(Dataset items)
[Start]

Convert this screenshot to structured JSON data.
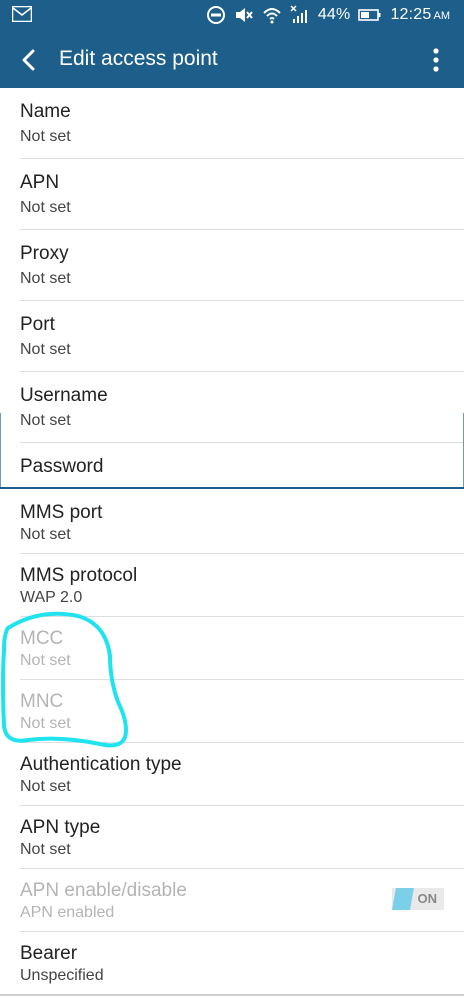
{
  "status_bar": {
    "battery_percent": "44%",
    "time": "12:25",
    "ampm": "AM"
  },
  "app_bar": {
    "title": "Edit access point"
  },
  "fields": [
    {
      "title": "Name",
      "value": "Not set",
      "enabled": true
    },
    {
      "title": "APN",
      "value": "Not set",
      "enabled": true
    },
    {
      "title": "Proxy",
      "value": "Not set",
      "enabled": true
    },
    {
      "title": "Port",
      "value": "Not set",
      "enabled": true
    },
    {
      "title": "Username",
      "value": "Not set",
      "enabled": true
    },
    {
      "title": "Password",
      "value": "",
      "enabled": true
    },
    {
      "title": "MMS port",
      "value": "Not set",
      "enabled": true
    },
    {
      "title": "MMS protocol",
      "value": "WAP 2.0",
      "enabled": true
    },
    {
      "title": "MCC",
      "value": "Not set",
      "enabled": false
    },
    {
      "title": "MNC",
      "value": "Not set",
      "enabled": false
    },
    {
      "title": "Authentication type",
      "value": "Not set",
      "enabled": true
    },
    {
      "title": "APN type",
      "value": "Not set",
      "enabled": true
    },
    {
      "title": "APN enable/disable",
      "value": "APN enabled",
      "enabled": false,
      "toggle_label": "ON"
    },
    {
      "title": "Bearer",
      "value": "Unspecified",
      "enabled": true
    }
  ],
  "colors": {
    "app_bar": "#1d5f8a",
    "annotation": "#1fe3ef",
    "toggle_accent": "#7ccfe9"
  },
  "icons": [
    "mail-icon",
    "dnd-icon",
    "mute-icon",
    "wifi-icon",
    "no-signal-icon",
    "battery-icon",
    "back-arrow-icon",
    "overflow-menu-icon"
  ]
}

[End]

#### [Goal of the exercise]
Copy out the entries verbatim and leave the images out.

#### [Completed task]
Convert this screenshot to structured JSON data.
{
  "status_bar": {
    "battery_percent": "44%",
    "time": "12:25",
    "ampm": "AM"
  },
  "app_bar": {
    "title": "Edit access point"
  },
  "fields": [
    {
      "title": "Name",
      "value": "Not set",
      "enabled": true
    },
    {
      "title": "APN",
      "value": "Not set",
      "enabled": true
    },
    {
      "title": "Proxy",
      "value": "Not set",
      "enabled": true
    },
    {
      "title": "Port",
      "value": "Not set",
      "enabled": true
    },
    {
      "title": "Username",
      "value": "Not set",
      "enabled": true
    },
    {
      "title": "Password",
      "value": "",
      "enabled": true
    },
    {
      "title": "MMS port",
      "value": "Not set",
      "enabled": true
    },
    {
      "title": "MMS protocol",
      "value": "WAP 2.0",
      "enabled": true
    },
    {
      "title": "MCC",
      "value": "Not set",
      "enabled": false
    },
    {
      "title": "MNC",
      "value": "Not set",
      "enabled": false
    },
    {
      "title": "Authentication type",
      "value": "Not set",
      "enabled": true
    },
    {
      "title": "APN type",
      "value": "Not set",
      "enabled": true
    },
    {
      "title": "APN enable/disable",
      "value": "APN enabled",
      "enabled": false,
      "toggle_label": "ON"
    },
    {
      "title": "Bearer",
      "value": "Unspecified",
      "enabled": true
    }
  ],
  "colors": {
    "app_bar": "#1d5f8a",
    "annotation": "#1fe3ef",
    "toggle_accent": "#7ccfe9"
  },
  "icons": [
    "mail-icon",
    "dnd-icon",
    "mute-icon",
    "wifi-icon",
    "no-signal-icon",
    "battery-icon",
    "back-arrow-icon",
    "overflow-menu-icon"
  ]
}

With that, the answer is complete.